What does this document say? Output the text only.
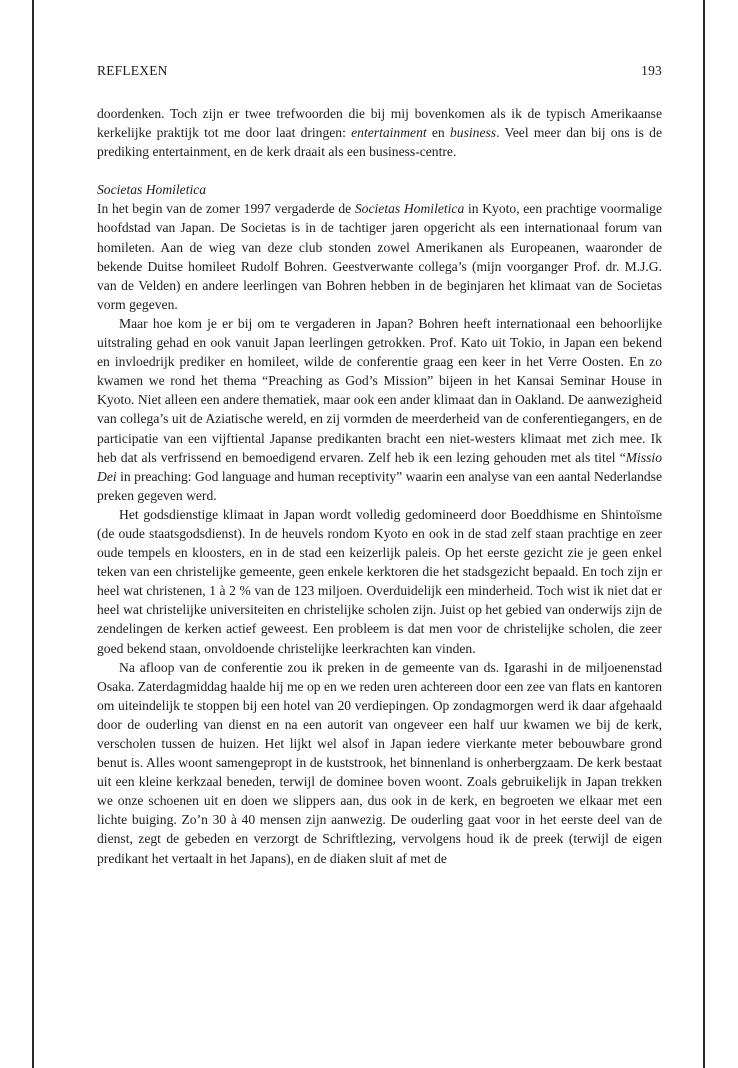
REFLEXEN	193

doordenken. Toch zijn er twee trefwoorden die bij mij bovenkomen als ik de typisch Amerikaanse kerkelijke praktijk tot me door laat dringen: entertainment en business. Veel meer dan bij ons is de prediking entertainment, en de kerk draait als een business-centre.

Societas Homiletica

In het begin van de zomer 1997 vergaderde de Societas Homiletica in Kyoto, een prachtige voormalige hoofdstad van Japan. De Societas is in de tachtiger jaren opgericht als een internationaal forum van homileten. Aan de wieg van deze club stonden zowel Amerikanen als Europeanen, waaronder de bekende Duitse homileet Rudolf Bohren. Geestverwante collega’s (mijn voorganger Prof. dr. M.J.G. van de Velden) en andere leerlingen van Bohren hebben in de beginjaren het klimaat van de Societas vorm gegeven.

Maar hoe kom je er bij om te vergaderen in Japan? Bohren heeft internationaal een behoorlijke uitstraling gehad en ook vanuit Japan leerlingen getrokken. Prof. Kato uit Tokio, in Japan een bekend en invloedrijk prediker en homileet, wilde de conferentie graag een keer in het Verre Oosten. En zo kwamen we rond het thema “Preaching as God’s Mission” bijeen in het Kansai Seminar House in Kyoto. Niet alleen een andere thematiek, maar ook een ander klimaat dan in Oakland. De aanwezigheid van collega’s uit de Aziatische wereld, en zij vormden de meerderheid van de conferentiegangers, en de participatie van een vijftiental Japanse predikanten bracht een niet-westers klimaat met zich mee. Ik heb dat als verfrissend en bemoedigend ervaren. Zelf heb ik een lezing gehouden met als titel “Missio Dei in preaching: God language and human receptivity” waarin een analyse van een aantal Nederlandse preken gegeven werd.

Het godsdienstige klimaat in Japan wordt volledig gedomineerd door Boeddhisme en Shintoïsme (de oude staatsgodsdienst). In de heuvels rondom Kyoto en ook in de stad zelf staan prachtige en zeer oude tempels en kloosters, en in de stad een keizerlijk paleis. Op het eerste gezicht zie je geen enkel teken van een christelijke gemeente, geen enkele kerktoren die het stadsgezicht bepaald. En toch zijn er heel wat christenen, 1 à 2 % van de 123 miljoen. Overduidelijk een minderheid. Toch wist ik niet dat er heel wat christelijke universiteiten en christelijke scholen zijn. Juist op het gebied van onderwijs zijn de zendelingen de kerken actief geweest. Een probleem is dat men voor de christelijke scholen, die zeer goed bekend staan, onvoldoende christelijke leerkrachten kan vinden.

Na afloop van de conferentie zou ik preken in de gemeente van ds. Igarashi in de miljoenenstad Osaka. Zaterdagmiddag haalde hij me op en we reden uren achtereen door een zee van flats en kantoren om uiteindelijk te stoppen bij een hotel van 20 verdiepingen. Op zondagmorgen werd ik daar afgehaald door de ouderling van dienst en na een autorit van ongeveer een half uur kwamen we bij de kerk, verscholen tussen de huizen. Het lijkt wel alsof in Japan iedere vierkante meter bebouwbare grond benut is. Alles woont samengepropt in de kuststrook, het binnenland is onherbergzaam. De kerk bestaat uit een kleine kerkzaal beneden, terwijl de dominee boven woont. Zoals gebruikelijk in Japan trekken we onze schoenen uit en doen we slippers aan, dus ook in de kerk, en begroeten we elkaar met een lichte buiging. Zo’n 30 à 40 mensen zijn aanwezig. De ouderling gaat voor in het eerste deel van de dienst, zegt de gebeden en verzorgt de Schriftlezing, vervolgens houd ik de preek (terwijl de eigen predikant het vertaalt in het Japans), en de diaken sluit af met de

* * * *

# [What you should do]
Repeat the material above verbatim, with no pictures in the output.

# [Answer for the task]
What does this document say? Output the text only.
REFLEXEN	193

doordenken. Toch zijn er twee trefwoorden die bij mij bovenkomen als ik de typisch Amerikaanse kerkelijke praktijk tot me door laat dringen: entertainment en business. Veel meer dan bij ons is de prediking entertainment, en de kerk draait als een business-centre.

Societas Homiletica

In het begin van de zomer 1997 vergaderde de Societas Homiletica in Kyoto, een prachtige voormalige hoofdstad van Japan. De Societas is in de tachtiger jaren opgericht als een internationaal forum van homileten. Aan de wieg van deze club stonden zowel Amerikanen als Europeanen, waaronder de bekende Duitse homileet Rudolf Bohren. Geestverwante collega’s (mijn voorganger Prof. dr. M.J.G. van de Velden) en andere leerlingen van Bohren hebben in de beginjaren het klimaat van de Societas vorm gegeven.

Maar hoe kom je er bij om te vergaderen in Japan? Bohren heeft internationaal een behoorlijke uitstraling gehad en ook vanuit Japan leerlingen getrokken. Prof. Kato uit Tokio, in Japan een bekend en invloedrijk prediker en homileet, wilde de conferentie graag een keer in het Verre Oosten. En zo kwamen we rond het thema “Preaching as God’s Mission” bijeen in het Kansai Seminar House in Kyoto. Niet alleen een andere thematiek, maar ook een ander klimaat dan in Oakland. De aanwezigheid van collega’s uit de Aziatische wereld, en zij vormden de meerderheid van de conferentiegangers, en de participatie van een vijftiental Japanse predikanten bracht een niet-westers klimaat met zich mee. Ik heb dat als verfrissend en bemoedigend ervaren. Zelf heb ik een lezing gehouden met als titel “Missio Dei in preaching: God language and human receptivity” waarin een analyse van een aantal Nederlandse preken gegeven werd.

Het godsdienstige klimaat in Japan wordt volledig gedomineerd door Boeddhisme en Shintoïsme (de oude staatsgodsdienst). In de heuvels rondom Kyoto en ook in de stad zelf staan prachtige en zeer oude tempels en kloosters, en in de stad een keizerlijk paleis. Op het eerste gezicht zie je geen enkel teken van een christelijke gemeente, geen enkele kerktoren die het stadsgezicht bepaald. En toch zijn er heel wat christenen, 1 à 2 % van de 123 miljoen. Overduidelijk een minderheid. Toch wist ik niet dat er heel wat christelijke universiteiten en christelijke scholen zijn. Juist op het gebied van onderwijs zijn de zendelingen de kerken actief geweest. Een probleem is dat men voor de christelijke scholen, die zeer goed bekend staan, onvoldoende christelijke leerkrachten kan vinden.

Na afloop van de conferentie zou ik preken in de gemeente van ds. Igarashi in de miljoenenstad Osaka. Zaterdagmiddag haalde hij me op en we reden uren achtereen door een zee van flats en kantoren om uiteindelijk te stoppen bij een hotel van 20 verdiepingen. Op zondagmorgen werd ik daar afgehaald door de ouderling van dienst en na een autorit van ongeveer een half uur kwamen we bij de kerk, verscholen tussen de huizen. Het lijkt wel alsof in Japan iedere vierkante meter bebouwbare grond benut is. Alles woont samengepropt in de kuststrook, het binnenland is onherbergzaam. De kerk bestaat uit een kleine kerkzaal beneden, terwijl de dominee boven woont. Zoals gebruikelijk in Japan trekken we onze schoenen uit en doen we slippers aan, dus ook in de kerk, en begroeten we elkaar met een lichte buiging. Zo’n 30 à 40 mensen zijn aanwezig. De ouderling gaat voor in het eerste deel van de dienst, zegt de gebeden en verzorgt de Schriftlezing, vervolgens houd ik de preek (terwijl de eigen predikant het vertaalt in het Japans), en de diaken sluit af met de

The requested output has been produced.